Raw records:
□ □ □ □
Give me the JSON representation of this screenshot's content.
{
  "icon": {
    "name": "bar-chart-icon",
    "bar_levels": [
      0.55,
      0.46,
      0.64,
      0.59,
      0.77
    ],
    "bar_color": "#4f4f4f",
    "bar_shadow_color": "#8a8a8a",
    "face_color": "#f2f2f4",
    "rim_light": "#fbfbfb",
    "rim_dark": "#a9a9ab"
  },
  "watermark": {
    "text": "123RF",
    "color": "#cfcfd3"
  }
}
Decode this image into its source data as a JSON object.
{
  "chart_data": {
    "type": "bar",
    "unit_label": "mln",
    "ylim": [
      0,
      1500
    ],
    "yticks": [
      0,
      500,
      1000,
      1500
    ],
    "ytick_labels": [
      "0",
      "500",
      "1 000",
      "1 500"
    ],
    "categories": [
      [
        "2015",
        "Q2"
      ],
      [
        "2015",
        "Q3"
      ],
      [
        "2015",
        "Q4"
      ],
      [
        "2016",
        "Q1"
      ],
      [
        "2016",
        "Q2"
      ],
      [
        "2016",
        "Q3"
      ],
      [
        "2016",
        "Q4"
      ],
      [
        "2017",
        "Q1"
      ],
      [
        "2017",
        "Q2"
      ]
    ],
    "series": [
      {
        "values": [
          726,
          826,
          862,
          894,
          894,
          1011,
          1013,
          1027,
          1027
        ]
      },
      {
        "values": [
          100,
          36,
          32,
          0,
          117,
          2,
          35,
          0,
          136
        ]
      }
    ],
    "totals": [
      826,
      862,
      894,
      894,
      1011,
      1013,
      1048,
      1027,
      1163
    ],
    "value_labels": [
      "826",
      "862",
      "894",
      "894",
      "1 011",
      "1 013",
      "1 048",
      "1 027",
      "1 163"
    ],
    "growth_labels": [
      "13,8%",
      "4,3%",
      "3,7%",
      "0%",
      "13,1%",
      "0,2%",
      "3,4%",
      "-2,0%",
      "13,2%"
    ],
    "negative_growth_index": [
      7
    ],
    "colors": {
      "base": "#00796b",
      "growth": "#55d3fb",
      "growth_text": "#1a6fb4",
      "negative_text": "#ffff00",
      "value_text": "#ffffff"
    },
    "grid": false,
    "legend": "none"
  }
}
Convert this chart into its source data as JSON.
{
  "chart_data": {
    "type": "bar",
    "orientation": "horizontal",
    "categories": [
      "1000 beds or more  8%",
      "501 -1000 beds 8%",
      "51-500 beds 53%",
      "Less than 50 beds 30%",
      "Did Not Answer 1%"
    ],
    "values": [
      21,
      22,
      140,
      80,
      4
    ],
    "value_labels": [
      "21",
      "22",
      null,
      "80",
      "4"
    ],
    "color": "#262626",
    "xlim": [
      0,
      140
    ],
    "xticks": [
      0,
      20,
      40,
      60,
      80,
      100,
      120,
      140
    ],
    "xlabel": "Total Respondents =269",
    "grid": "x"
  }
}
□ □ □ □
• GOAL: Repeat all the entries word for word.

• RESULT OF THIS EXERCISE:
Give me the JSON representation of this screenshot's content.
{
  "icon": {
    "name": "bar-chart-icon",
    "bar_levels": [
      0.55,
      0.46,
      0.64,
      0.59,
      0.77
    ],
    "bar_color": "#4f4f4f",
    "bar_shadow_color": "#8a8a8a",
    "face_color": "#f2f2f4",
    "rim_light": "#fbfbfb",
    "rim_dark": "#a9a9ab"
  },
  "watermark": {
    "text": "123RF",
    "color": "#cfcfd3"
  }
}
Decode this image into its source data as a JSON object.
{
  "chart_data": {
    "type": "bar",
    "unit_label": "mln",
    "ylim": [
      0,
      1500
    ],
    "yticks": [
      0,
      500,
      1000,
      1500
    ],
    "ytick_labels": [
      "0",
      "500",
      "1 000",
      "1 500"
    ],
    "categories": [
      [
        "2015",
        "Q2"
      ],
      [
        "2015",
        "Q3"
      ],
      [
        "2015",
        "Q4"
      ],
      [
        "2016",
        "Q1"
      ],
      [
        "2016",
        "Q2"
      ],
      [
        "2016",
        "Q3"
      ],
      [
        "2016",
        "Q4"
      ],
      [
        "2017",
        "Q1"
      ],
      [
        "2017",
        "Q2"
      ]
    ],
    "series": [
      {
        "values": [
          726,
          826,
          862,
          894,
          894,
          1011,
          1013,
          1027,
          1027
        ]
      },
      {
        "values": [
          100,
          36,
          32,
          0,
          117,
          2,
          35,
          0,
          136
        ]
      }
    ],
    "totals": [
      826,
      862,
      894,
      894,
      1011,
      1013,
      1048,
      1027,
      1163
    ],
    "value_labels": [
      "826",
      "862",
      "894",
      "894",
      "1 011",
      "1 013",
      "1 048",
      "1 027",
      "1 163"
    ],
    "growth_labels": [
      "13,8%",
      "4,3%",
      "3,7%",
      "0%",
      "13,1%",
      "0,2%",
      "3,4%",
      "-2,0%",
      "13,2%"
    ],
    "negative_growth_index": [
      7
    ],
    "colors": {
      "base": "#00796b",
      "growth": "#55d3fb",
      "growth_text": "#1a6fb4",
      "negative_text": "#ffff00",
      "value_text": "#ffffff"
    },
    "grid": false,
    "legend": "none"
  }
}
Convert this chart into its source data as JSON.
{
  "chart_data": {
    "type": "bar",
    "orientation": "horizontal",
    "categories": [
      "1000 beds or more  8%",
      "501 -1000 beds 8%",
      "51-500 beds 53%",
      "Less than 50 beds 30%",
      "Did Not Answer 1%"
    ],
    "values": [
      21,
      22,
      140,
      80,
      4
    ],
    "value_labels": [
      "21",
      "22",
      null,
      "80",
      "4"
    ],
    "color": "#262626",
    "xlim": [
      0,
      140
    ],
    "xticks": [
      0,
      20,
      40,
      60,
      80,
      100,
      120,
      140
    ],
    "xlabel": "Total Respondents =269",
    "grid": "x"
  }
}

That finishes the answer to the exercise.